Stated problem
Pull out every line below that holds the word "JSON".

'''

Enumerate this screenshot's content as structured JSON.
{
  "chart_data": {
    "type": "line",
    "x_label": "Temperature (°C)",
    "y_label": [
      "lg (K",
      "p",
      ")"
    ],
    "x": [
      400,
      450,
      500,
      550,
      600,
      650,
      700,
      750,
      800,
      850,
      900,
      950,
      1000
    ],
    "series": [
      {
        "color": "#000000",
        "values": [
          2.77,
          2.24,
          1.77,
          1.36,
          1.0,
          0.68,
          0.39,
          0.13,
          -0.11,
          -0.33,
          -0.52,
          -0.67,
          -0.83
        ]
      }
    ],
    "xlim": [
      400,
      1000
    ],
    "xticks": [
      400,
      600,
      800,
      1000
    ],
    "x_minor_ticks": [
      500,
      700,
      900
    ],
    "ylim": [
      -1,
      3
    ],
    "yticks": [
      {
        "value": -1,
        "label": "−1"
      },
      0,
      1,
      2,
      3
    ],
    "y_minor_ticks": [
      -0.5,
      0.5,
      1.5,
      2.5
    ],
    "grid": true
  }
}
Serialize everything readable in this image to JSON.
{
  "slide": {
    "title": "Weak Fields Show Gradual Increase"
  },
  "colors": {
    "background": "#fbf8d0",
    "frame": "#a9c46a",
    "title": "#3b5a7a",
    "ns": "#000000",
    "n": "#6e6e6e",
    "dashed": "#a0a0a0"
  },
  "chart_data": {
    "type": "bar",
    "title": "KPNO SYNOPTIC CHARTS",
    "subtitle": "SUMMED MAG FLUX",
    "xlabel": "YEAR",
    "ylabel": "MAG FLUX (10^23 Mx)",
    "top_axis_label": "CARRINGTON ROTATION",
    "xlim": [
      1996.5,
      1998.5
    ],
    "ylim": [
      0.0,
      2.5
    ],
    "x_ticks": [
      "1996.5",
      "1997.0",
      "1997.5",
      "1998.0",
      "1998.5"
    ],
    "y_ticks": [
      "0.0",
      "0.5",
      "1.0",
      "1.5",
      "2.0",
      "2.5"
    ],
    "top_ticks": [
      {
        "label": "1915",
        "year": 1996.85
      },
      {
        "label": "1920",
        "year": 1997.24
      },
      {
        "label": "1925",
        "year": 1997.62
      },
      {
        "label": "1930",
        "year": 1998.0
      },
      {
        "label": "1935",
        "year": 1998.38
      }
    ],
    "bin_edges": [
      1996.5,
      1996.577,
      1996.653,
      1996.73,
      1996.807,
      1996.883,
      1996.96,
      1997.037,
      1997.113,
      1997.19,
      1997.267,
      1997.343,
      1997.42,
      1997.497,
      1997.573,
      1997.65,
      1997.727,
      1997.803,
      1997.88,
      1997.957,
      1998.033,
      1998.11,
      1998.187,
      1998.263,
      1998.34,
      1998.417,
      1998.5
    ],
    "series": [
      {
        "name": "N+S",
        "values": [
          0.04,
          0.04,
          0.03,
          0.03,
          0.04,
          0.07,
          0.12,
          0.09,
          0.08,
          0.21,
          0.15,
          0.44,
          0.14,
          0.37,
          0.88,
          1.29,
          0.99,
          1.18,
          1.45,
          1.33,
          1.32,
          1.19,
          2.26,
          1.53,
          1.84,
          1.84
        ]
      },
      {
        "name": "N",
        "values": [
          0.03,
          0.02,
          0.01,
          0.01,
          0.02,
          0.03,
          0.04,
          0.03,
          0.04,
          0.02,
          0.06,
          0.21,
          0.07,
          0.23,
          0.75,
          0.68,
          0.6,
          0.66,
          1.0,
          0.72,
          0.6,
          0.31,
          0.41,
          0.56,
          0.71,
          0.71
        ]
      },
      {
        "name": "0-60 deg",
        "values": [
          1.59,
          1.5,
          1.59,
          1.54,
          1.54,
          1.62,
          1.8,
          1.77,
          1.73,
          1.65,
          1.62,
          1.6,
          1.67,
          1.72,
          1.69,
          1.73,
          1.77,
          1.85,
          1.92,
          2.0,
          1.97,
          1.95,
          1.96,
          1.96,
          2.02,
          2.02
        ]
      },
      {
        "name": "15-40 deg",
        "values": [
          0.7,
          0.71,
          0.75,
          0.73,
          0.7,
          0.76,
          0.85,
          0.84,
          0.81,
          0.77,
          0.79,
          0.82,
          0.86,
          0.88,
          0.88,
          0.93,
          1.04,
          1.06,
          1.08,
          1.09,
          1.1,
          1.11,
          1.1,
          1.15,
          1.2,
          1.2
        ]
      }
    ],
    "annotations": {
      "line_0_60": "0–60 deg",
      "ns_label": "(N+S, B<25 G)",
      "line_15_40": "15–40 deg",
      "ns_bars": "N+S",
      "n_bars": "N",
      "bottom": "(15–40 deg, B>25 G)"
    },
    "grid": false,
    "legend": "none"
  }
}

'''

Answer
Enumerate this screenshot's content as structured JSON.
Serialize everything readable in this image to JSON.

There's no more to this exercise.